→ What is required: Reproduce the listing below with every occurrence of "series-line" replaced by "data-line" and all other lines left unchanged. Omit the pictures.

→ Element box listing:
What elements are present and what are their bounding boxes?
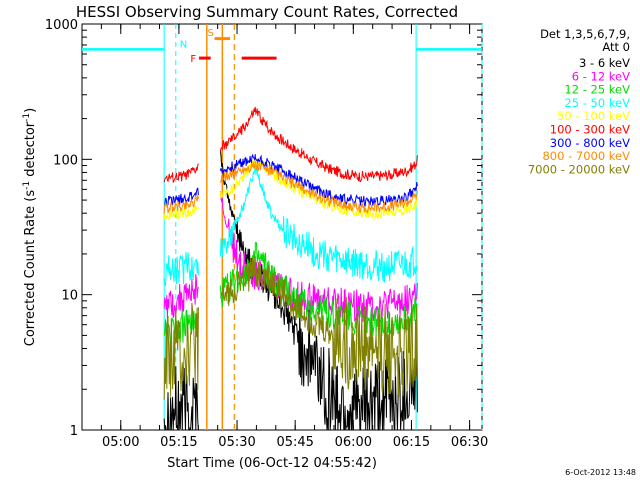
status-marker-f: F — [190, 54, 196, 65]
series-line — [163, 163, 199, 183]
y-tick-label: 1000 — [45, 18, 78, 33]
series-line — [163, 302, 199, 400]
x-tick-label: 05:30 — [218, 435, 255, 450]
x-tick-label: 06:30 — [451, 435, 488, 450]
chart-title: HESSI Observing Summary Count Rates, Cor… — [76, 3, 458, 21]
legend-header: Det 1,3,5,6,7,9, — [540, 27, 630, 41]
series-line — [163, 366, 199, 432]
plot-frame — [81, 23, 483, 431]
series-line — [219, 255, 418, 397]
series-line — [219, 149, 418, 431]
legend-entry: 100 - 300 keV — [550, 123, 630, 137]
plot-area: 1 10 100 1000 05:00 05:15 05:30 05:45 06:00 06:15… — [45, 18, 488, 450]
y-axis-label: Corrected Count Rate (s-1 detector-1) — [22, 108, 38, 346]
legend-entry: 12 - 25 keV — [564, 83, 630, 97]
x-tick-label: 05:15 — [160, 435, 197, 450]
legend-entry: 25 - 50 keV — [564, 96, 630, 110]
series-line — [163, 194, 199, 214]
status-marker-s: S — [208, 28, 214, 39]
y-tick-label: 1 — [70, 424, 78, 439]
footer-timestamp: 6-Oct-2012 13:48 — [565, 468, 636, 477]
legend-entry: 300 - 800 keV — [550, 136, 630, 150]
series-line — [163, 274, 199, 319]
y-axis-label-part: detector — [23, 121, 38, 181]
series-line — [219, 191, 418, 322]
legend-entry: 3 - 6 keV — [579, 56, 630, 70]
x-tick-label: 05:00 — [102, 435, 139, 450]
series-line — [219, 164, 418, 283]
legend-entry: 6 - 12 keV — [572, 69, 630, 83]
y-tick-label: 10 — [61, 289, 78, 304]
series-line — [219, 106, 418, 183]
y-axis-label-sup: -1 — [22, 113, 32, 122]
series-line — [219, 160, 418, 215]
legend-entry: 800 - 7000 keV — [542, 149, 630, 163]
series-line — [219, 153, 418, 207]
y-axis-label-sup: -1 — [22, 181, 32, 190]
legend-entry: 7000 - 20000 keV — [528, 162, 630, 176]
y-tick-label: 100 — [53, 153, 78, 168]
x-tick-label: 05:45 — [276, 435, 313, 450]
y-axis-label-part: ) — [23, 108, 38, 113]
series-line — [163, 251, 199, 287]
x-axis-label: Start Time (06-Oct-12 04:55:42) — [167, 456, 377, 471]
x-tick-label: 06:15 — [393, 435, 430, 450]
series-line — [164, 187, 199, 206]
y-axis-label-part: Corrected Count Rate (s — [23, 190, 38, 347]
series-line — [219, 241, 418, 338]
legend-entry: 50 - 100 keV — [557, 109, 630, 123]
x-tick-label: 06:00 — [335, 435, 372, 450]
status-marker-n: N — [180, 39, 187, 50]
legend-header-attenuator: Att 0 — [602, 40, 630, 54]
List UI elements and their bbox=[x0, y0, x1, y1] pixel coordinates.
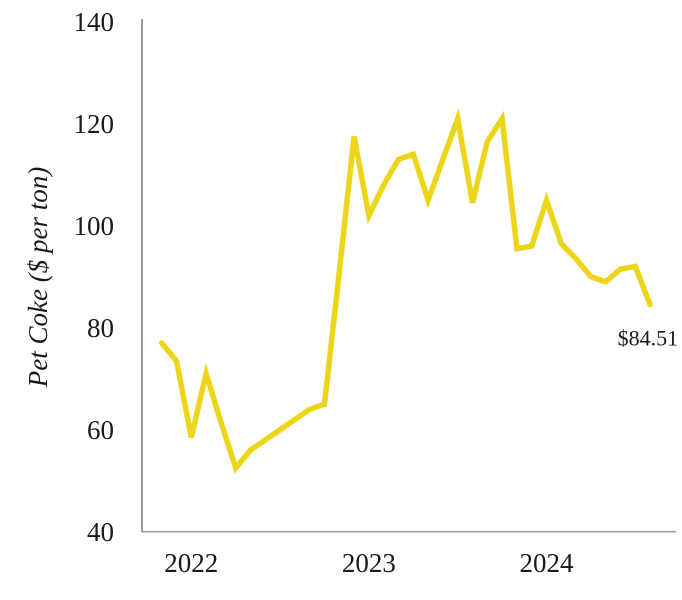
x-axis-year-labels: 2022 2023 2024 bbox=[164, 548, 574, 578]
y-axis-title: Pet Coke ($ per ton) bbox=[23, 167, 53, 388]
y-tick-label: 140 bbox=[74, 7, 115, 37]
y-tick-label: 60 bbox=[87, 415, 114, 445]
petcoke-price-line bbox=[158, 107, 653, 474]
x-tick-label: 2024 bbox=[520, 548, 575, 578]
last-point-value-label: $84.51 bbox=[618, 326, 679, 351]
y-tick-label: 40 bbox=[87, 517, 114, 547]
y-axis-tick-labels: 40 60 80 100 120 140 bbox=[74, 7, 115, 547]
y-tick-label: 80 bbox=[87, 313, 114, 343]
y-tick-label: 100 bbox=[74, 211, 115, 241]
x-tick-label: 2022 bbox=[164, 548, 218, 578]
y-tick-label: 120 bbox=[74, 109, 115, 139]
x-tick-label: 2023 bbox=[342, 548, 396, 578]
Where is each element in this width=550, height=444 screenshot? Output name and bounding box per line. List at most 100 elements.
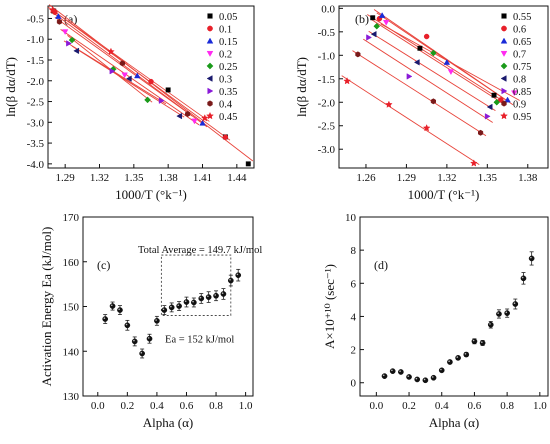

→ Final result:
What elements are present and what are their bounding boxes?
status-marker-f: F — [190, 54, 196, 65]
data-line — [163, 163, 199, 183]
y-tick-label: 1000 — [45, 18, 78, 33]
data-line — [163, 302, 199, 400]
x-tick-label: 05:30 — [218, 435, 255, 450]
x-tick-label: 06:30 — [451, 435, 488, 450]
chart-title: HESSI Observing Summary Count Rates, Cor… — [76, 3, 458, 21]
legend-header: Det 1,3,5,6,7,9, — [540, 27, 630, 41]
data-line — [163, 366, 199, 432]
plot-frame — [81, 23, 483, 431]
data-line — [219, 255, 418, 397]
data-line — [219, 149, 418, 431]
legend-entry: 100 - 300 keV — [550, 123, 630, 137]
plot-area: 1 10 100 1000 05:00 05:15 05:30 05:45 06:00 06:15… — [45, 18, 488, 450]
y-axis-label: Corrected Count Rate (s-1 detector-1) — [22, 108, 38, 346]
legend-entry: 12 - 25 keV — [564, 83, 630, 97]
x-tick-label: 05:15 — [160, 435, 197, 450]
legend-entry: 25 - 50 keV — [564, 96, 630, 110]
data-line — [163, 194, 199, 214]
status-marker-s: S — [208, 28, 214, 39]
y-tick-label: 1 — [70, 424, 78, 439]
footer-timestamp: 6-Oct-2012 13:48 — [565, 468, 636, 477]
legend-entry: 300 - 800 keV — [550, 136, 630, 150]
data-line — [163, 274, 199, 319]
y-axis-label-part: detector — [23, 121, 38, 181]
data-line — [219, 191, 418, 322]
legend-entry: 3 - 6 keV — [579, 56, 630, 70]
x-tick-label: 05:00 — [102, 435, 139, 450]
data-line — [219, 164, 418, 283]
legend-entry: 6 - 12 keV — [572, 69, 630, 83]
y-tick-label: 10 — [61, 289, 78, 304]
data-line — [219, 106, 418, 183]
y-axis-label-sup: -1 — [22, 113, 32, 122]
data-line — [219, 160, 418, 215]
legend-entry: 800 - 7000 keV — [542, 149, 630, 163]
data-line — [219, 153, 418, 207]
y-axis-label-sup: -1 — [22, 181, 32, 190]
legend-entry: 7000 - 20000 keV — [528, 162, 630, 176]
y-tick-label: 100 — [53, 153, 78, 168]
x-tick-label: 05:45 — [276, 435, 313, 450]
y-axis-label-part: ) — [23, 108, 38, 113]
data-line — [163, 251, 199, 287]
x-axis-label: Start Time (06-Oct-12 04:55:42) — [167, 456, 377, 471]
x-tick-label: 06:15 — [393, 435, 430, 450]
data-line — [164, 187, 199, 206]
y-axis-label-part: Corrected Count Rate (s — [23, 190, 38, 347]
data-line — [219, 241, 418, 338]
legend-entry: 50 - 100 keV — [557, 109, 630, 123]
x-tick-label: 06:00 — [335, 435, 372, 450]
status-marker-n: N — [180, 39, 187, 50]
legend-header-attenuator: Att 0 — [602, 40, 630, 54]
List UI elements and their bbox=[x0, y0, x1, y1] pixel coordinates.
x-axis-year-labels: 2022 2023 2024 bbox=[164, 548, 574, 578]
y-axis-title: Pet Coke ($ per ton) bbox=[23, 167, 53, 388]
y-tick-label: 140 bbox=[74, 7, 115, 37]
y-tick-label: 60 bbox=[87, 415, 114, 445]
petcoke-price-line bbox=[158, 107, 653, 474]
x-tick-label: 2024 bbox=[520, 548, 575, 578]
last-point-value-label: $84.51 bbox=[618, 326, 679, 351]
y-tick-label: 40 bbox=[87, 517, 114, 547]
y-axis-tick-labels: 40 60 80 100 120 140 bbox=[74, 7, 115, 547]
y-tick-label: 80 bbox=[87, 313, 114, 343]
y-tick-label: 100 bbox=[74, 211, 115, 241]
x-tick-label: 2022 bbox=[164, 548, 218, 578]
y-tick-label: 120 bbox=[74, 109, 115, 139]
x-tick-label: 2023 bbox=[342, 548, 396, 578]
Where is each element in this width=550, height=444 screenshot? Output name and bounding box per line. List at most 100 elements.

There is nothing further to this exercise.